*Your objective*
Go through the entries below and count the lines where the word "COURSE" appears; give only the count.

─── Records shown

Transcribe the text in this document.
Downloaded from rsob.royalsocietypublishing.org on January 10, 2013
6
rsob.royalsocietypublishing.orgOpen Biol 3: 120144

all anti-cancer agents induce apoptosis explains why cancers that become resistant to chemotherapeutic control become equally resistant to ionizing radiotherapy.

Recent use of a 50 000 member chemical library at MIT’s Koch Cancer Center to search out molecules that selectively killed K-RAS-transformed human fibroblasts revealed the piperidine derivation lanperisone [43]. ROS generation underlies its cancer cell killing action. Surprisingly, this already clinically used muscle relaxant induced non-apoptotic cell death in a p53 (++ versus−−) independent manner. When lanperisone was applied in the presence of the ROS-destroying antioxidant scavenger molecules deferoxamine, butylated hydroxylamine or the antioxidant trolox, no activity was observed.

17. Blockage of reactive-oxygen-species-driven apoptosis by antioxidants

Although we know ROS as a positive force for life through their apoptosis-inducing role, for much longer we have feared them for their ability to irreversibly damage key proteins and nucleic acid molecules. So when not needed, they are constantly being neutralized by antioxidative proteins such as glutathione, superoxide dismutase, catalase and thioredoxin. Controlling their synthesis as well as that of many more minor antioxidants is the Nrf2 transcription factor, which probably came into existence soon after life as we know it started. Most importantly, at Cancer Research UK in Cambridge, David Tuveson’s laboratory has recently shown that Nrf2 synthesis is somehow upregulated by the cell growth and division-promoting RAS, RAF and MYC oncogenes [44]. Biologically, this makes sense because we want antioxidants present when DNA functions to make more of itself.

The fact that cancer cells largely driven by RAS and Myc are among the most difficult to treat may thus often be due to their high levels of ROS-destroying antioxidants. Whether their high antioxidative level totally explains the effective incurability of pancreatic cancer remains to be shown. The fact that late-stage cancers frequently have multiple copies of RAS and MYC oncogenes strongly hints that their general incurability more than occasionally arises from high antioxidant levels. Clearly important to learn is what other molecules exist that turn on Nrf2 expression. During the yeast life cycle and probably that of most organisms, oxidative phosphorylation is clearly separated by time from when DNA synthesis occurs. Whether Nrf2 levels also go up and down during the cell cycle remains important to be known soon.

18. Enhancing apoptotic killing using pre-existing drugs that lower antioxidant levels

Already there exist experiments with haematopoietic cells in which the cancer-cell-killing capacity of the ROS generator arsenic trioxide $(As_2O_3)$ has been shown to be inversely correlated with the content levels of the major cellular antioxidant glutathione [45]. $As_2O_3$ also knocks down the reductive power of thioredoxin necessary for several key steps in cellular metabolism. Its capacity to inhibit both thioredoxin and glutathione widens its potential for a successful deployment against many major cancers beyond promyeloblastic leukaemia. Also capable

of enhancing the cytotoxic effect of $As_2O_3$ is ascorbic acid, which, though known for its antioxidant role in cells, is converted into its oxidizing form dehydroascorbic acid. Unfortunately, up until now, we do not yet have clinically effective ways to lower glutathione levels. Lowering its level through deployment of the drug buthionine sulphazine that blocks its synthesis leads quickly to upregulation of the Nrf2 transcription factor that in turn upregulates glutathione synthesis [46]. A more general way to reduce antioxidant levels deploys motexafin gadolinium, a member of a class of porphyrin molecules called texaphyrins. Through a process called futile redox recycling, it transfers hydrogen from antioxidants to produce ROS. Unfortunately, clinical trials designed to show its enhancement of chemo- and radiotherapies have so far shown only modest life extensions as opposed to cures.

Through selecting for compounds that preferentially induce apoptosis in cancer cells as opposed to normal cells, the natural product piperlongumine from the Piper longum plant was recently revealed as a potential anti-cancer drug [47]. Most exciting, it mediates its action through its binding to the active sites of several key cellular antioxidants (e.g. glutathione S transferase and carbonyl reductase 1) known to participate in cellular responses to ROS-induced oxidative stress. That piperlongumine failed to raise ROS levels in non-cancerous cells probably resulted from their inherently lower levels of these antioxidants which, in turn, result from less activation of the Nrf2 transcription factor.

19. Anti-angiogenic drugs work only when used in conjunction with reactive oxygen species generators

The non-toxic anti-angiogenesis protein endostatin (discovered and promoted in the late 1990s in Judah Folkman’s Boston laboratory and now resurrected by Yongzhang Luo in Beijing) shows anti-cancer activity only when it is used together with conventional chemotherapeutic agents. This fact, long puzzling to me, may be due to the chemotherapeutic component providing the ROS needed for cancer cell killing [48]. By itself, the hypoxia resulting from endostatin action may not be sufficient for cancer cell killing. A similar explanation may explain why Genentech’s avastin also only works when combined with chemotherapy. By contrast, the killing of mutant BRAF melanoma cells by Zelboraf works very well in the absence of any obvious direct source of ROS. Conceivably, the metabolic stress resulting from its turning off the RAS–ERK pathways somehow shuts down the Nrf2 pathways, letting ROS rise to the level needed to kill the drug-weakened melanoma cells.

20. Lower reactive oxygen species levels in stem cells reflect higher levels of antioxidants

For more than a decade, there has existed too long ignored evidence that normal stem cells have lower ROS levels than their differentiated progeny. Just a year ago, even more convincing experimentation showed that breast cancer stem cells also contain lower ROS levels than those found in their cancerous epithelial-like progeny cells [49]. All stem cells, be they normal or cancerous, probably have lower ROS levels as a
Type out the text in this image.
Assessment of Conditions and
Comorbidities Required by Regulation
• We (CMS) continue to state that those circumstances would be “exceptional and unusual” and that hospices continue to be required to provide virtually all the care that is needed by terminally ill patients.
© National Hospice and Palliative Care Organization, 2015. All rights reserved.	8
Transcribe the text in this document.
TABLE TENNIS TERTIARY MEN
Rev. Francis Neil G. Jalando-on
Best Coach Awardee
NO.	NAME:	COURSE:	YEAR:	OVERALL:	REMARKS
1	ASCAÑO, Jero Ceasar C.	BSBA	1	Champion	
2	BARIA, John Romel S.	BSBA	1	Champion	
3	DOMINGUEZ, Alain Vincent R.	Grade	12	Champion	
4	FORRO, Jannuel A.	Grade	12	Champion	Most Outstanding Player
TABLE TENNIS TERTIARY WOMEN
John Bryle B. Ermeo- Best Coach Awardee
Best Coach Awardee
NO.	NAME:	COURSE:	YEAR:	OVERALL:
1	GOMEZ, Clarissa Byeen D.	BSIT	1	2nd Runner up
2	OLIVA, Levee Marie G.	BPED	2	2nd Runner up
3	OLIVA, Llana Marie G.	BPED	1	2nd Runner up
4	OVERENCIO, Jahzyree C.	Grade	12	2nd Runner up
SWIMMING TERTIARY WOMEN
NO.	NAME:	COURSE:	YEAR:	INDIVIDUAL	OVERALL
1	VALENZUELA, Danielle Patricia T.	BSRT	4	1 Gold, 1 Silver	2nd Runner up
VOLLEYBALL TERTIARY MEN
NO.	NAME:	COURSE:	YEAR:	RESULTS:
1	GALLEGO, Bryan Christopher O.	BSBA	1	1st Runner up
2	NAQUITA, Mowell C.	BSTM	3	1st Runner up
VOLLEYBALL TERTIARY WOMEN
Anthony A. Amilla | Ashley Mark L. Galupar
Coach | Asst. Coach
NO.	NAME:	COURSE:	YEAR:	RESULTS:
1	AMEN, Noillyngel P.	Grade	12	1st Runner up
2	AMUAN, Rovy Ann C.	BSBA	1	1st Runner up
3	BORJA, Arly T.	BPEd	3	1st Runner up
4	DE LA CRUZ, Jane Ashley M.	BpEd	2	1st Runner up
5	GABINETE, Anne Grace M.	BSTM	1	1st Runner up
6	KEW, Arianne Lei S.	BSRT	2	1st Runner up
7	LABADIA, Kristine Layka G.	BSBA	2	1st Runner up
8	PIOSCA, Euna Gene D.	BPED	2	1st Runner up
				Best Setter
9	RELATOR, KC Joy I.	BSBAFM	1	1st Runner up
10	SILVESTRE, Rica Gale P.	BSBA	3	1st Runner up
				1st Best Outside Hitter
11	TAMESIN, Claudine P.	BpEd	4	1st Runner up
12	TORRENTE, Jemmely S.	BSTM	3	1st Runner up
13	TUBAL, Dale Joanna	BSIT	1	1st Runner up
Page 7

──────

*Response area*
5